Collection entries

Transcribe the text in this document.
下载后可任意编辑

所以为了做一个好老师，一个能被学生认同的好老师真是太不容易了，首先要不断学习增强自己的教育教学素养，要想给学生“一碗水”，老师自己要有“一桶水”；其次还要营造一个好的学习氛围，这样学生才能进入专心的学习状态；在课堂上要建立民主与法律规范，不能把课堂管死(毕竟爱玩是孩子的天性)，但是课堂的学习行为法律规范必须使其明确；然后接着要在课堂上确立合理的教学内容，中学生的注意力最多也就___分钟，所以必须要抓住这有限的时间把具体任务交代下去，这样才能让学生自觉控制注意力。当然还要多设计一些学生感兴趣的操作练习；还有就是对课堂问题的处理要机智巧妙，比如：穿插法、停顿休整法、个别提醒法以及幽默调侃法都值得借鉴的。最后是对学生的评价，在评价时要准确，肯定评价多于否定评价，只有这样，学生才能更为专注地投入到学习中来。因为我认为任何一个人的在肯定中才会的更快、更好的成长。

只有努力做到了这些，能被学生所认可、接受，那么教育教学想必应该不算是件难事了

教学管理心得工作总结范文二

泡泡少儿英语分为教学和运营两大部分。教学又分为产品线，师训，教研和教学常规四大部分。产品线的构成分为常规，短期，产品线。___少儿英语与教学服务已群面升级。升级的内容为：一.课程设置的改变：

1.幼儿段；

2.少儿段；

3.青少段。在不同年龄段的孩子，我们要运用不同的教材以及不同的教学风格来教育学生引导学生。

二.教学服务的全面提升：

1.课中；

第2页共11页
--
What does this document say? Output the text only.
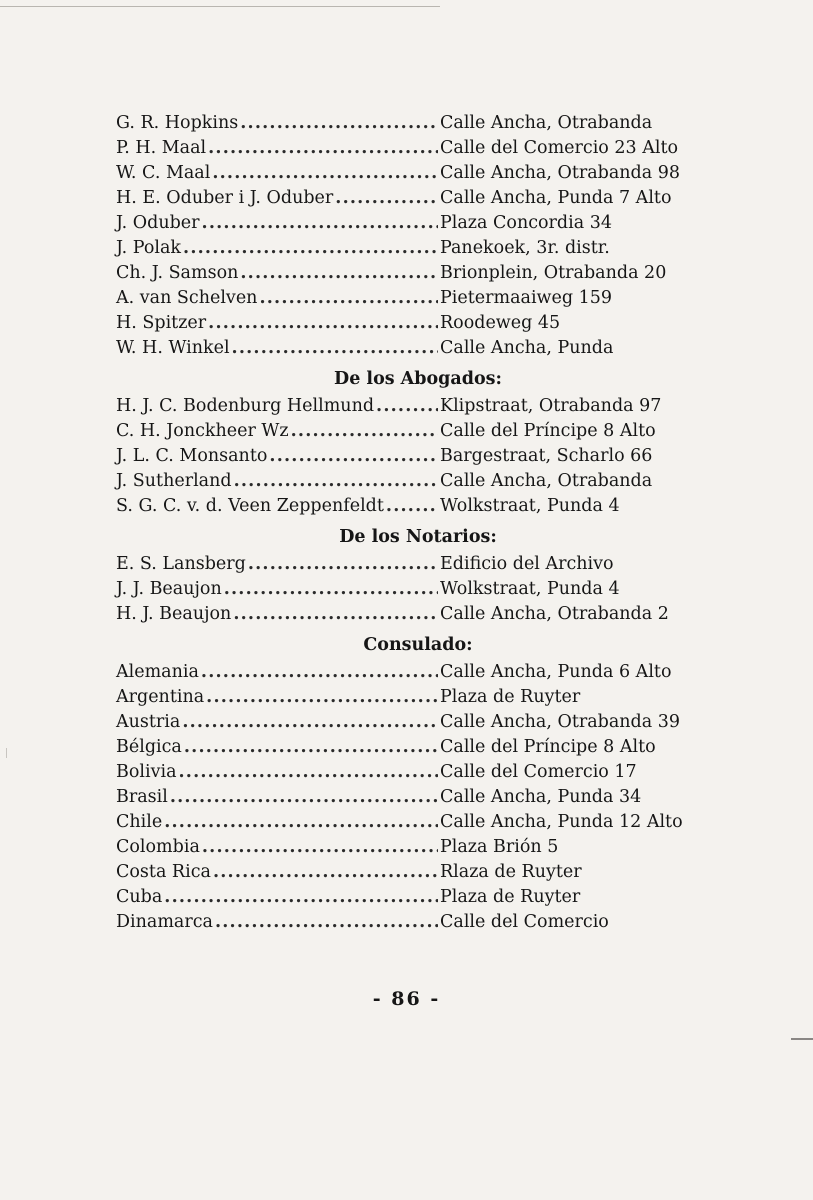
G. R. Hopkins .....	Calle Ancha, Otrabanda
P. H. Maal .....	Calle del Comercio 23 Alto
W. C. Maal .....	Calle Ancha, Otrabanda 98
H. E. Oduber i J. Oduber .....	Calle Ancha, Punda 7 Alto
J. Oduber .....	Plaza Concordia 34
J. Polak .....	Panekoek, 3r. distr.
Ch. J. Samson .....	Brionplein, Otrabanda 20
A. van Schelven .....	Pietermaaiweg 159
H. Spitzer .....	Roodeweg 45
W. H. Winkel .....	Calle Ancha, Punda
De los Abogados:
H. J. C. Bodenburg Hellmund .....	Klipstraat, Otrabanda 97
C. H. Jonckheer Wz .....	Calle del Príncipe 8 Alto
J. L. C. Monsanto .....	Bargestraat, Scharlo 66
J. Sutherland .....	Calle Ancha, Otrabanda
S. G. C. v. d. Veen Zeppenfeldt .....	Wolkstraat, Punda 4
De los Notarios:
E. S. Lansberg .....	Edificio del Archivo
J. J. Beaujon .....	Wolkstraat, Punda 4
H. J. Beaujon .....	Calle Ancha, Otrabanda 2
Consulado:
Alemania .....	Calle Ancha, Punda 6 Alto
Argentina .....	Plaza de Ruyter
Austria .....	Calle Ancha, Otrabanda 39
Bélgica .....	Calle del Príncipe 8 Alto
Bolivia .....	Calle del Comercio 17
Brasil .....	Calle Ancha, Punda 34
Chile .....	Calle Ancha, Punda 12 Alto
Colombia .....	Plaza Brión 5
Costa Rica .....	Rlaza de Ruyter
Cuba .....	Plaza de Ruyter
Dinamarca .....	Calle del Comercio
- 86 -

> [Job]: Tell how many lines in the material contain the word "Maal". Only the number is wanted.

> [Correct answer]: 2